* EXERCISE DESCRIPTION *
Output the full listing below exactly, without the pictures.

* ENTRIES SUPPLIED *
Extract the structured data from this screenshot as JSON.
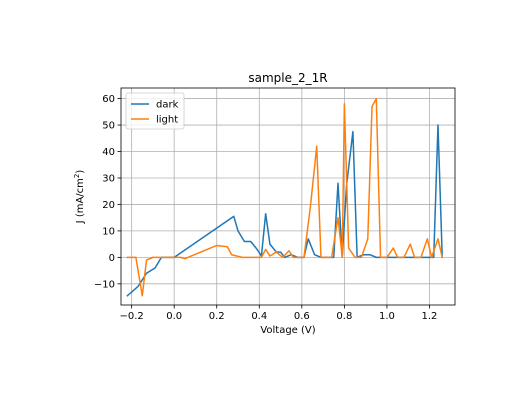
{
  "chart_data": {
    "type": "line",
    "title": "sample_2_1R",
    "xlabel": "Voltage (V)",
    "ylabel_main": "J (mA/cm",
    "ylabel_sup": "2",
    "ylabel_end": ")",
    "xlim": [
      -0.25,
      1.32
    ],
    "ylim": [
      -18,
      64
    ],
    "xticks": [
      -0.2,
      0.0,
      0.2,
      0.4,
      0.6,
      0.8,
      1.0,
      1.2
    ],
    "xtick_labels": [
      "−0.2",
      "0.0",
      "0.2",
      "0.4",
      "0.6",
      "0.8",
      "1.0",
      "1.2"
    ],
    "yticks": [
      -10,
      0,
      10,
      20,
      30,
      40,
      50,
      60
    ],
    "ytick_labels": [
      "−10",
      "0",
      "10",
      "20",
      "30",
      "40",
      "50",
      "60"
    ],
    "grid": true,
    "legend_position": "top-left",
    "series": [
      {
        "name": "dark",
        "color": "#1f77b4",
        "points": [
          [
            -0.22,
            -14.5
          ],
          [
            -0.17,
            -11.0
          ],
          [
            -0.13,
            -6.0
          ],
          [
            -0.09,
            -4.0
          ],
          [
            -0.06,
            0.0
          ],
          [
            0.0,
            0.0
          ],
          [
            0.28,
            15.5
          ],
          [
            0.3,
            10.0
          ],
          [
            0.33,
            6.0
          ],
          [
            0.36,
            6.0
          ],
          [
            0.39,
            3.0
          ],
          [
            0.41,
            0.5
          ],
          [
            0.43,
            16.5
          ],
          [
            0.45,
            5.0
          ],
          [
            0.48,
            2.0
          ],
          [
            0.5,
            2.0
          ],
          [
            0.52,
            0.0
          ],
          [
            0.55,
            1.0
          ],
          [
            0.58,
            0.0
          ],
          [
            0.61,
            0.0
          ],
          [
            0.63,
            7.0
          ],
          [
            0.66,
            1.0
          ],
          [
            0.69,
            0.0
          ],
          [
            0.72,
            0.0
          ],
          [
            0.75,
            0.0
          ],
          [
            0.77,
            28.0
          ],
          [
            0.79,
            0.0
          ],
          [
            0.81,
            27.0
          ],
          [
            0.84,
            47.5
          ],
          [
            0.86,
            0.0
          ],
          [
            0.89,
            1.0
          ],
          [
            0.92,
            1.0
          ],
          [
            0.95,
            0.0
          ],
          [
            0.98,
            0.0
          ],
          [
            1.01,
            0.0
          ],
          [
            1.04,
            0.0
          ],
          [
            1.07,
            0.0
          ],
          [
            1.1,
            0.0
          ],
          [
            1.13,
            0.0
          ],
          [
            1.16,
            0.0
          ],
          [
            1.19,
            0.0
          ],
          [
            1.22,
            0.0
          ],
          [
            1.24,
            50.0
          ],
          [
            1.26,
            0.0
          ]
        ]
      },
      {
        "name": "light",
        "color": "#ff7f0e",
        "points": [
          [
            -0.22,
            0.0
          ],
          [
            -0.18,
            0.0
          ],
          [
            -0.15,
            -14.5
          ],
          [
            -0.13,
            -1.0
          ],
          [
            -0.1,
            0.0
          ],
          [
            0.03,
            0.0
          ],
          [
            0.05,
            -0.5
          ],
          [
            0.2,
            4.5
          ],
          [
            0.25,
            4.0
          ],
          [
            0.27,
            1.0
          ],
          [
            0.32,
            0.0
          ],
          [
            0.38,
            0.0
          ],
          [
            0.41,
            0.0
          ],
          [
            0.43,
            3.0
          ],
          [
            0.45,
            0.5
          ],
          [
            0.48,
            2.0
          ],
          [
            0.51,
            0.0
          ],
          [
            0.54,
            2.5
          ],
          [
            0.56,
            0.0
          ],
          [
            0.58,
            0.0
          ],
          [
            0.61,
            0.0
          ],
          [
            0.64,
            19.0
          ],
          [
            0.67,
            42.0
          ],
          [
            0.69,
            0.0
          ],
          [
            0.72,
            0.0
          ],
          [
            0.74,
            0.0
          ],
          [
            0.77,
            15.0
          ],
          [
            0.79,
            0.0
          ],
          [
            0.8,
            58.0
          ],
          [
            0.82,
            3.5
          ],
          [
            0.85,
            0.0
          ],
          [
            0.88,
            0.0
          ],
          [
            0.91,
            7.0
          ],
          [
            0.93,
            57.0
          ],
          [
            0.95,
            60.0
          ],
          [
            0.97,
            0.0
          ],
          [
            1.0,
            0.0
          ],
          [
            1.03,
            3.5
          ],
          [
            1.05,
            0.0
          ],
          [
            1.08,
            0.0
          ],
          [
            1.11,
            5.0
          ],
          [
            1.13,
            0.0
          ],
          [
            1.16,
            0.0
          ],
          [
            1.19,
            7.0
          ],
          [
            1.21,
            0.0
          ],
          [
            1.24,
            7.0
          ],
          [
            1.26,
            0.0
          ]
        ]
      }
    ]
  }
}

* SOLUTION FOR THIS PROBLEM *
Extract the structured data from this screenshot as JSON.
{
  "chart_data": {
    "type": "line",
    "title": "sample_2_1R",
    "xlabel": "Voltage (V)",
    "ylabel_main": "J (mA/cm",
    "ylabel_sup": "2",
    "ylabel_end": ")",
    "xlim": [
      -0.25,
      1.32
    ],
    "ylim": [
      -18,
      64
    ],
    "xticks": [
      -0.2,
      0.0,
      0.2,
      0.4,
      0.6,
      0.8,
      1.0,
      1.2
    ],
    "xtick_labels": [
      "−0.2",
      "0.0",
      "0.2",
      "0.4",
      "0.6",
      "0.8",
      "1.0",
      "1.2"
    ],
    "yticks": [
      -10,
      0,
      10,
      20,
      30,
      40,
      50,
      60
    ],
    "ytick_labels": [
      "−10",
      "0",
      "10",
      "20",
      "30",
      "40",
      "50",
      "60"
    ],
    "grid": true,
    "legend_position": "top-left",
    "series": [
      {
        "name": "dark",
        "color": "#1f77b4",
        "points": [
          [
            -0.22,
            -14.5
          ],
          [
            -0.17,
            -11.0
          ],
          [
            -0.13,
            -6.0
          ],
          [
            -0.09,
            -4.0
          ],
          [
            -0.06,
            0.0
          ],
          [
            0.0,
            0.0
          ],
          [
            0.28,
            15.5
          ],
          [
            0.3,
            10.0
          ],
          [
            0.33,
            6.0
          ],
          [
            0.36,
            6.0
          ],
          [
            0.39,
            3.0
          ],
          [
            0.41,
            0.5
          ],
          [
            0.43,
            16.5
          ],
          [
            0.45,
            5.0
          ],
          [
            0.48,
            2.0
          ],
          [
            0.5,
            2.0
          ],
          [
            0.52,
            0.0
          ],
          [
            0.55,
            1.0
          ],
          [
            0.58,
            0.0
          ],
          [
            0.61,
            0.0
          ],
          [
            0.63,
            7.0
          ],
          [
            0.66,
            1.0
          ],
          [
            0.69,
            0.0
          ],
          [
            0.72,
            0.0
          ],
          [
            0.75,
            0.0
          ],
          [
            0.77,
            28.0
          ],
          [
            0.79,
            0.0
          ],
          [
            0.81,
            27.0
          ],
          [
            0.84,
            47.5
          ],
          [
            0.86,
            0.0
          ],
          [
            0.89,
            1.0
          ],
          [
            0.92,
            1.0
          ],
          [
            0.95,
            0.0
          ],
          [
            0.98,
            0.0
          ],
          [
            1.01,
            0.0
          ],
          [
            1.04,
            0.0
          ],
          [
            1.07,
            0.0
          ],
          [
            1.1,
            0.0
          ],
          [
            1.13,
            0.0
          ],
          [
            1.16,
            0.0
          ],
          [
            1.19,
            0.0
          ],
          [
            1.22,
            0.0
          ],
          [
            1.24,
            50.0
          ],
          [
            1.26,
            0.0
          ]
        ]
      },
      {
        "name": "light",
        "color": "#ff7f0e",
        "points": [
          [
            -0.22,
            0.0
          ],
          [
            -0.18,
            0.0
          ],
          [
            -0.15,
            -14.5
          ],
          [
            -0.13,
            -1.0
          ],
          [
            -0.1,
            0.0
          ],
          [
            0.03,
            0.0
          ],
          [
            0.05,
            -0.5
          ],
          [
            0.2,
            4.5
          ],
          [
            0.25,
            4.0
          ],
          [
            0.27,
            1.0
          ],
          [
            0.32,
            0.0
          ],
          [
            0.38,
            0.0
          ],
          [
            0.41,
            0.0
          ],
          [
            0.43,
            3.0
          ],
          [
            0.45,
            0.5
          ],
          [
            0.48,
            2.0
          ],
          [
            0.51,
            0.0
          ],
          [
            0.54,
            2.5
          ],
          [
            0.56,
            0.0
          ],
          [
            0.58,
            0.0
          ],
          [
            0.61,
            0.0
          ],
          [
            0.64,
            19.0
          ],
          [
            0.67,
            42.0
          ],
          [
            0.69,
            0.0
          ],
          [
            0.72,
            0.0
          ],
          [
            0.74,
            0.0
          ],
          [
            0.77,
            15.0
          ],
          [
            0.79,
            0.0
          ],
          [
            0.8,
            58.0
          ],
          [
            0.82,
            3.5
          ],
          [
            0.85,
            0.0
          ],
          [
            0.88,
            0.0
          ],
          [
            0.91,
            7.0
          ],
          [
            0.93,
            57.0
          ],
          [
            0.95,
            60.0
          ],
          [
            0.97,
            0.0
          ],
          [
            1.0,
            0.0
          ],
          [
            1.03,
            3.5
          ],
          [
            1.05,
            0.0
          ],
          [
            1.08,
            0.0
          ],
          [
            1.11,
            5.0
          ],
          [
            1.13,
            0.0
          ],
          [
            1.16,
            0.0
          ],
          [
            1.19,
            7.0
          ],
          [
            1.21,
            0.0
          ],
          [
            1.24,
            7.0
          ],
          [
            1.26,
            0.0
          ]
        ]
      }
    ]
  }
}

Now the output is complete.